(Stored data entries)

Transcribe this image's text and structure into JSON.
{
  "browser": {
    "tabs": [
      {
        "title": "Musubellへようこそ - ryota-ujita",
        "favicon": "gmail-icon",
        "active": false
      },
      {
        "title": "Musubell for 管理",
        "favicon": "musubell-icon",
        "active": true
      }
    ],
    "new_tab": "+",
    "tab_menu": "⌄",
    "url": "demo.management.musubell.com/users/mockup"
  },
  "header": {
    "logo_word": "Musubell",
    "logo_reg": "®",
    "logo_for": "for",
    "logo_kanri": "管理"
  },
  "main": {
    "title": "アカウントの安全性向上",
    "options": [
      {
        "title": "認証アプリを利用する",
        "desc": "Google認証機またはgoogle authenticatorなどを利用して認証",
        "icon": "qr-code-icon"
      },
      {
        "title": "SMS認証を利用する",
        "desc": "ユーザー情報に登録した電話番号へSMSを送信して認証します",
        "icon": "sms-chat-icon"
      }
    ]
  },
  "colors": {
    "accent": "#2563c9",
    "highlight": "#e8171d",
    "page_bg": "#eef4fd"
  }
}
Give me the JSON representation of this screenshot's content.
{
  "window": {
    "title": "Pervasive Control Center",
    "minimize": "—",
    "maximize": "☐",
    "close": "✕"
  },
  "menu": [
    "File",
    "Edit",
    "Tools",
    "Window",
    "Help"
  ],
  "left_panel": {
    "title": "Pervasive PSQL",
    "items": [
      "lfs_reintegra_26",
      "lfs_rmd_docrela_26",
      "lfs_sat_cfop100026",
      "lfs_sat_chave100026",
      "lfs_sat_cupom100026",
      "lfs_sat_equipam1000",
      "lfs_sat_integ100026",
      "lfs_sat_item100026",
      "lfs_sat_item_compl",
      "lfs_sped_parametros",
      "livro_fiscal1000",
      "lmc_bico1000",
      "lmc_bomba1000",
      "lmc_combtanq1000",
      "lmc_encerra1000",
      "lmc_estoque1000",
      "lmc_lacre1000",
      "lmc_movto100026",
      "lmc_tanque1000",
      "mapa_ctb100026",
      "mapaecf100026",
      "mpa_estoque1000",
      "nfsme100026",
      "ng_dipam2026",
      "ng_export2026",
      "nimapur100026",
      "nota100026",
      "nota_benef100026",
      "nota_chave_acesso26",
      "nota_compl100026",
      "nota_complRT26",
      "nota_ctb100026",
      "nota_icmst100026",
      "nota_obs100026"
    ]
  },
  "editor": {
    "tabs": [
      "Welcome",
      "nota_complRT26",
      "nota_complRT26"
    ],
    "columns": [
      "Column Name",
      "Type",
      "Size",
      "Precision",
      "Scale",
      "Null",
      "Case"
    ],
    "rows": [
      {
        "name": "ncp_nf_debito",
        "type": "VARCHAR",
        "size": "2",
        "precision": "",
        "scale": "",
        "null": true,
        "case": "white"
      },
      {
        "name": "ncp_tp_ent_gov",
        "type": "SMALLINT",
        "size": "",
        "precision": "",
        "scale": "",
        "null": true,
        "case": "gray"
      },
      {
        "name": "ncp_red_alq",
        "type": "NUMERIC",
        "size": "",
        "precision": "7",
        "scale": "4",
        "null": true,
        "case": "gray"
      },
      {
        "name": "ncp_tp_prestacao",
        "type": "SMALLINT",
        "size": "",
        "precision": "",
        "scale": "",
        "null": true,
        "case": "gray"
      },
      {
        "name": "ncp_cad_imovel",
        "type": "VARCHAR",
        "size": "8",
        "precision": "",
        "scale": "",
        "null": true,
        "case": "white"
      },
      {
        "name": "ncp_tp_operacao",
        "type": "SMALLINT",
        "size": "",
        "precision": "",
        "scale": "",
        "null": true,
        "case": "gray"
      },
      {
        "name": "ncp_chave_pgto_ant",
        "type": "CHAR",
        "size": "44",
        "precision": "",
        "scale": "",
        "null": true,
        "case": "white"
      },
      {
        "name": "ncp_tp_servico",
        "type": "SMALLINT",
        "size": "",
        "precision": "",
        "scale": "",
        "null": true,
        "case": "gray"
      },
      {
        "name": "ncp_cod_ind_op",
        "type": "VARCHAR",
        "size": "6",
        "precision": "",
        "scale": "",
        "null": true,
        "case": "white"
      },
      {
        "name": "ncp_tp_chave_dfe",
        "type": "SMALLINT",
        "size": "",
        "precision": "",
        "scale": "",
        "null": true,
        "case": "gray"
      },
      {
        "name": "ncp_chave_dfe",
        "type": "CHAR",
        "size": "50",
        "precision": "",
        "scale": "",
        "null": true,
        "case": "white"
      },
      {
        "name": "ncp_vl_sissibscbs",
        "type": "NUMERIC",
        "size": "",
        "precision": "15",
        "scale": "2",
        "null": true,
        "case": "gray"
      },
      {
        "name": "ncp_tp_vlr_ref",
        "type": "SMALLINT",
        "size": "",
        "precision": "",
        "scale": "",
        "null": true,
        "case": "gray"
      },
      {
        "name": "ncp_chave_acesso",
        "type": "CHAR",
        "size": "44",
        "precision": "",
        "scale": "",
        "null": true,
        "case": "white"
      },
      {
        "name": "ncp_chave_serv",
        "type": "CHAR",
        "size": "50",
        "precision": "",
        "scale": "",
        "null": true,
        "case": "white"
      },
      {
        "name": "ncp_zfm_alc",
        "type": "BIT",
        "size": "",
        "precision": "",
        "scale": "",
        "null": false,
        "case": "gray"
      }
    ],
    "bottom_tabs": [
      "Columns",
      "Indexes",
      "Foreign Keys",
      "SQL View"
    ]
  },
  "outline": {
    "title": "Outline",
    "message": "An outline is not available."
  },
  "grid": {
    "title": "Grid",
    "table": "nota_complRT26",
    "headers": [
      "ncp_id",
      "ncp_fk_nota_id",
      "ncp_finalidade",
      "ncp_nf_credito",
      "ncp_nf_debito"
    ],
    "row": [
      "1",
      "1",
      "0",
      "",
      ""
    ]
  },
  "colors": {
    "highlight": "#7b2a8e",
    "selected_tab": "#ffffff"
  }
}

__Exercise goal__.
Return only those lines of the records that contain the string "icon".

__Answer to the problem__.
        "favicon": "gmail-icon",
        "favicon": "musubell-icon",
        "icon": "qr-code-icon"
        "icon": "sms-chat-icon"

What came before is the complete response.